Exercise prompt
Restate each entry word for word, leaving nothing out.

╭──

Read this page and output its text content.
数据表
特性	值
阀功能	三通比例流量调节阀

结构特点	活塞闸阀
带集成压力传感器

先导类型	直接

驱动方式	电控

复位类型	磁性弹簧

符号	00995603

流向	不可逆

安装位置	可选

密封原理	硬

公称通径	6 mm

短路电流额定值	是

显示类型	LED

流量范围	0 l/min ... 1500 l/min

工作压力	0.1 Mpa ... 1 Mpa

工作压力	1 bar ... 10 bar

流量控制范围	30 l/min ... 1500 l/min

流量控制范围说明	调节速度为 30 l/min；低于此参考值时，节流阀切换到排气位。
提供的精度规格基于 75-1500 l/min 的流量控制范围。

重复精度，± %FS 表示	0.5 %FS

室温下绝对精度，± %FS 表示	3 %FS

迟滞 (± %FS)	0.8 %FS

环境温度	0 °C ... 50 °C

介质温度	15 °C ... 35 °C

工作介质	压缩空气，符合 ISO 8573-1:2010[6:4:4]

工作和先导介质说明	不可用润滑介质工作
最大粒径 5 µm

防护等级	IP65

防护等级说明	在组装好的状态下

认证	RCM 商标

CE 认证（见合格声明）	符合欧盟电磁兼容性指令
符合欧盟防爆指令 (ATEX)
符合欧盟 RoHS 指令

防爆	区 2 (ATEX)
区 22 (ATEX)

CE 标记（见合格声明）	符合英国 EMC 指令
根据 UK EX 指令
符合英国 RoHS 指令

╰──

The output
Read this page and output its text content.
数据表
特性	值
阀功能	三通比例流量调节阀

结构特点	活塞闸阀
带集成压力传感器

先导类型	直接

驱动方式	电控

复位类型	磁性弹簧

符号	00995603

流向	不可逆

安装位置	可选

密封原理	硬

公称通径	6 mm

短路电流额定值	是

显示类型	LED

流量范围	0 l/min ... 1500 l/min

工作压力	0.1 Mpa ... 1 Mpa

工作压力	1 bar ... 10 bar

流量控制范围	30 l/min ... 1500 l/min

流量控制范围说明	调节速度为 30 l/min；低于此参考值时，节流阀切换到排气位。
提供的精度规格基于 75-1500 l/min 的流量控制范围。

重复精度，± %FS 表示	0.5 %FS

室温下绝对精度，± %FS 表示	3 %FS

迟滞 (± %FS)	0.8 %FS

环境温度	0 °C ... 50 °C

介质温度	15 °C ... 35 °C

工作介质	压缩空气，符合 ISO 8573-1:2010[6:4:4]

工作和先导介质说明	不可用润滑介质工作
最大粒径 5 µm

防护等级	IP65

防护等级说明	在组装好的状态下

认证	RCM 商标

CE 认证（见合格声明）	符合欧盟电磁兼容性指令
符合欧盟防爆指令 (ATEX)
符合欧盟 RoHS 指令

防爆	区 2 (ATEX)
区 22 (ATEX)

CE 标记（见合格声明）	符合英国 EMC 指令
根据 UK EX 指令
符合英国 RoHS 指令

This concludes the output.